● Data listing
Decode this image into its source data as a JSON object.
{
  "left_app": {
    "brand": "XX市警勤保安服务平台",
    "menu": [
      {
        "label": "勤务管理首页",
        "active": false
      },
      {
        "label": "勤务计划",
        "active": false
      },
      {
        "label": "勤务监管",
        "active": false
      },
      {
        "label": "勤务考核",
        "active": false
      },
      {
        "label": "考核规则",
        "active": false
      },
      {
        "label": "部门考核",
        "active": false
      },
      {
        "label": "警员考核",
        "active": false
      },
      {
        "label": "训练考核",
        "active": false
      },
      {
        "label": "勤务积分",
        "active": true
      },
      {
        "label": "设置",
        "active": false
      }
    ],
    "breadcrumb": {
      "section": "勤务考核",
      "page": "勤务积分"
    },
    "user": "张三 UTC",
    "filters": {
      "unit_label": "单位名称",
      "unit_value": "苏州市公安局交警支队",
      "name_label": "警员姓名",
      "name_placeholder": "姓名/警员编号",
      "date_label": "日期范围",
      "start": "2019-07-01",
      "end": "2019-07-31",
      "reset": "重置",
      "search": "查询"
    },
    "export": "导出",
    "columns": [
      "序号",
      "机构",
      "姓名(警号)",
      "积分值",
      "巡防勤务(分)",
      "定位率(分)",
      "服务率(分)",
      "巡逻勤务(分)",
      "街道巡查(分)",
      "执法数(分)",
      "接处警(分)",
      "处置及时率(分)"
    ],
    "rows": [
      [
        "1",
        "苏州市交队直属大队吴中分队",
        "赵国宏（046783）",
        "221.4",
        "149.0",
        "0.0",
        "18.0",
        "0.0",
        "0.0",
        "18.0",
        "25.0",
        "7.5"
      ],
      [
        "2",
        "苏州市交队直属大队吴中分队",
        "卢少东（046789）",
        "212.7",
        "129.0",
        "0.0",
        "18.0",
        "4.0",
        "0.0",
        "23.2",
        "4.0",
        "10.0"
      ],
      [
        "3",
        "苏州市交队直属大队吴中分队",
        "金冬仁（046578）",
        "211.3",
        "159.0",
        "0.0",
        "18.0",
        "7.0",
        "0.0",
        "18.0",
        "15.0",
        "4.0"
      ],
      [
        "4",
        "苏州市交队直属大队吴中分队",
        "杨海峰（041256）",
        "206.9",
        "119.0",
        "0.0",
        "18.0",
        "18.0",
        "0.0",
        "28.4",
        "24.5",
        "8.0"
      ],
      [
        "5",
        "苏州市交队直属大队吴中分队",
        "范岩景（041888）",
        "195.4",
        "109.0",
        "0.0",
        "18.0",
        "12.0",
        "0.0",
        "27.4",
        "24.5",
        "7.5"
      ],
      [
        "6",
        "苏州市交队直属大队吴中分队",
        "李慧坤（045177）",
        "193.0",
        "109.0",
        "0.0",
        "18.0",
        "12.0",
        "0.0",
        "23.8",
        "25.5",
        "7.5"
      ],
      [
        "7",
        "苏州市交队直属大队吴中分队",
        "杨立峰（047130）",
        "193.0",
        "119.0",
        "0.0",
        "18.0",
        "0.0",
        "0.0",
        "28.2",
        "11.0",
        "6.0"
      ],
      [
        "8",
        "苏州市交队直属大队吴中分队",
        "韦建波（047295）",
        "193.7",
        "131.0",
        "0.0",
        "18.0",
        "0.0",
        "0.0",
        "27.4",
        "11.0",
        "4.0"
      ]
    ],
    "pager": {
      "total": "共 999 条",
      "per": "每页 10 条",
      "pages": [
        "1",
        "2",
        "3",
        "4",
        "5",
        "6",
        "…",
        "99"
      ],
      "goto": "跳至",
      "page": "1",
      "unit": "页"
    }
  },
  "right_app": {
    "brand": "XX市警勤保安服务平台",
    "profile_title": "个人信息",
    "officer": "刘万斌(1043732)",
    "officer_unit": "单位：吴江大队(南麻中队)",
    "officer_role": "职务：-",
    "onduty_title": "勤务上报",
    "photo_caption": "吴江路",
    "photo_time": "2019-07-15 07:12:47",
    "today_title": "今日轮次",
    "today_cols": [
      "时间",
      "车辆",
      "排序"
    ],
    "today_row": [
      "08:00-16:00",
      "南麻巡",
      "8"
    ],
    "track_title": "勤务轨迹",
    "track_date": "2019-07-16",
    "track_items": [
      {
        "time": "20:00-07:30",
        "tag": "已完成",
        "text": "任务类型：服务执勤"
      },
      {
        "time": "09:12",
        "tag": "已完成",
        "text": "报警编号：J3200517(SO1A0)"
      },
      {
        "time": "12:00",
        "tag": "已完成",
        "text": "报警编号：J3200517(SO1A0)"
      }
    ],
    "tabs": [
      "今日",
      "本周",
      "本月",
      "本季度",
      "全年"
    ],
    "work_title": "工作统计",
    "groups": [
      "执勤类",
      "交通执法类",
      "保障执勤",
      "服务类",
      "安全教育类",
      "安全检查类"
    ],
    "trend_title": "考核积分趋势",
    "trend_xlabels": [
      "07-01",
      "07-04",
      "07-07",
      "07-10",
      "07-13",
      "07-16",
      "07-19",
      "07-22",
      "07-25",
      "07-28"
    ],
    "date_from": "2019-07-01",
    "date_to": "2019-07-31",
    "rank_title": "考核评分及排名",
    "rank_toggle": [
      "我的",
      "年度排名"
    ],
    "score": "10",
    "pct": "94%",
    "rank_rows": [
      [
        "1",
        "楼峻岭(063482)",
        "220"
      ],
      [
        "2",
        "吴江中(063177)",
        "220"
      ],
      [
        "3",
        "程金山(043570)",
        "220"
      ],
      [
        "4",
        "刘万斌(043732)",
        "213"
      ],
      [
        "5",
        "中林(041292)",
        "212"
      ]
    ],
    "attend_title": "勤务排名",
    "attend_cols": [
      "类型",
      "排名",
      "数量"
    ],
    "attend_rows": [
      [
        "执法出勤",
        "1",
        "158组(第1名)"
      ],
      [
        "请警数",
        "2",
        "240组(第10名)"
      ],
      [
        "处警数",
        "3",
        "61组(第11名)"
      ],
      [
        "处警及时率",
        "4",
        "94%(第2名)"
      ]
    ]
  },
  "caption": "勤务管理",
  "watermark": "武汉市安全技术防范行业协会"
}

● Given instruction
Transcribe the whole listing exactly.

● Completed exercise
Decode this image into its source data as a JSON object.
{
  "left_app": {
    "brand": "XX市警勤保安服务平台",
    "menu": [
      {
        "label": "勤务管理首页",
        "active": false
      },
      {
        "label": "勤务计划",
        "active": false
      },
      {
        "label": "勤务监管",
        "active": false
      },
      {
        "label": "勤务考核",
        "active": false
      },
      {
        "label": "考核规则",
        "active": false
      },
      {
        "label": "部门考核",
        "active": false
      },
      {
        "label": "警员考核",
        "active": false
      },
      {
        "label": "训练考核",
        "active": false
      },
      {
        "label": "勤务积分",
        "active": true
      },
      {
        "label": "设置",
        "active": false
      }
    ],
    "breadcrumb": {
      "section": "勤务考核",
      "page": "勤务积分"
    },
    "user": "张三 UTC",
    "filters": {
      "unit_label": "单位名称",
      "unit_value": "苏州市公安局交警支队",
      "name_label": "警员姓名",
      "name_placeholder": "姓名/警员编号",
      "date_label": "日期范围",
      "start": "2019-07-01",
      "end": "2019-07-31",
      "reset": "重置",
      "search": "查询"
    },
    "export": "导出",
    "columns": [
      "序号",
      "机构",
      "姓名(警号)",
      "积分值",
      "巡防勤务(分)",
      "定位率(分)",
      "服务率(分)",
      "巡逻勤务(分)",
      "街道巡查(分)",
      "执法数(分)",
      "接处警(分)",
      "处置及时率(分)"
    ],
    "rows": [
      [
        "1",
        "苏州市交队直属大队吴中分队",
        "赵国宏（046783）",
        "221.4",
        "149.0",
        "0.0",
        "18.0",
        "0.0",
        "0.0",
        "18.0",
        "25.0",
        "7.5"
      ],
      [
        "2",
        "苏州市交队直属大队吴中分队",
        "卢少东（046789）",
        "212.7",
        "129.0",
        "0.0",
        "18.0",
        "4.0",
        "0.0",
        "23.2",
        "4.0",
        "10.0"
      ],
      [
        "3",
        "苏州市交队直属大队吴中分队",
        "金冬仁（046578）",
        "211.3",
        "159.0",
        "0.0",
        "18.0",
        "7.0",
        "0.0",
        "18.0",
        "15.0",
        "4.0"
      ],
      [
        "4",
        "苏州市交队直属大队吴中分队",
        "杨海峰（041256）",
        "206.9",
        "119.0",
        "0.0",
        "18.0",
        "18.0",
        "0.0",
        "28.4",
        "24.5",
        "8.0"
      ],
      [
        "5",
        "苏州市交队直属大队吴中分队",
        "范岩景（041888）",
        "195.4",
        "109.0",
        "0.0",
        "18.0",
        "12.0",
        "0.0",
        "27.4",
        "24.5",
        "7.5"
      ],
      [
        "6",
        "苏州市交队直属大队吴中分队",
        "李慧坤（045177）",
        "193.0",
        "109.0",
        "0.0",
        "18.0",
        "12.0",
        "0.0",
        "23.8",
        "25.5",
        "7.5"
      ],
      [
        "7",
        "苏州市交队直属大队吴中分队",
        "杨立峰（047130）",
        "193.0",
        "119.0",
        "0.0",
        "18.0",
        "0.0",
        "0.0",
        "28.2",
        "11.0",
        "6.0"
      ],
      [
        "8",
        "苏州市交队直属大队吴中分队",
        "韦建波（047295）",
        "193.7",
        "131.0",
        "0.0",
        "18.0",
        "0.0",
        "0.0",
        "27.4",
        "11.0",
        "4.0"
      ]
    ],
    "pager": {
      "total": "共 999 条",
      "per": "每页 10 条",
      "pages": [
        "1",
        "2",
        "3",
        "4",
        "5",
        "6",
        "…",
        "99"
      ],
      "goto": "跳至",
      "page": "1",
      "unit": "页"
    }
  },
  "right_app": {
    "brand": "XX市警勤保安服务平台",
    "profile_title": "个人信息",
    "officer": "刘万斌(1043732)",
    "officer_unit": "单位：吴江大队(南麻中队)",
    "officer_role": "职务：-",
    "onduty_title": "勤务上报",
    "photo_caption": "吴江路",
    "photo_time": "2019-07-15 07:12:47",
    "today_title": "今日轮次",
    "today_cols": [
      "时间",
      "车辆",
      "排序"
    ],
    "today_row": [
      "08:00-16:00",
      "南麻巡",
      "8"
    ],
    "track_title": "勤务轨迹",
    "track_date": "2019-07-16",
    "track_items": [
      {
        "time": "20:00-07:30",
        "tag": "已完成",
        "text": "任务类型：服务执勤"
      },
      {
        "time": "09:12",
        "tag": "已完成",
        "text": "报警编号：J3200517(SO1A0)"
      },
      {
        "time": "12:00",
        "tag": "已完成",
        "text": "报警编号：J3200517(SO1A0)"
      }
    ],
    "tabs": [
      "今日",
      "本周",
      "本月",
      "本季度",
      "全年"
    ],
    "work_title": "工作统计",
    "groups": [
      "执勤类",
      "交通执法类",
      "保障执勤",
      "服务类",
      "安全教育类",
      "安全检查类"
    ],
    "trend_title": "考核积分趋势",
    "trend_xlabels": [
      "07-01",
      "07-04",
      "07-07",
      "07-10",
      "07-13",
      "07-16",
      "07-19",
      "07-22",
      "07-25",
      "07-28"
    ],
    "date_from": "2019-07-01",
    "date_to": "2019-07-31",
    "rank_title": "考核评分及排名",
    "rank_toggle": [
      "我的",
      "年度排名"
    ],
    "score": "10",
    "pct": "94%",
    "rank_rows": [
      [
        "1",
        "楼峻岭(063482)",
        "220"
      ],
      [
        "2",
        "吴江中(063177)",
        "220"
      ],
      [
        "3",
        "程金山(043570)",
        "220"
      ],
      [
        "4",
        "刘万斌(043732)",
        "213"
      ],
      [
        "5",
        "中林(041292)",
        "212"
      ]
    ],
    "attend_title": "勤务排名",
    "attend_cols": [
      "类型",
      "排名",
      "数量"
    ],
    "attend_rows": [
      [
        "执法出勤",
        "1",
        "158组(第1名)"
      ],
      [
        "请警数",
        "2",
        "240组(第10名)"
      ],
      [
        "处警数",
        "3",
        "61组(第11名)"
      ],
      [
        "处警及时率",
        "4",
        "94%(第2名)"
      ]
    ]
  },
  "caption": "勤务管理",
  "watermark": "武汉市安全技术防范行业协会"
}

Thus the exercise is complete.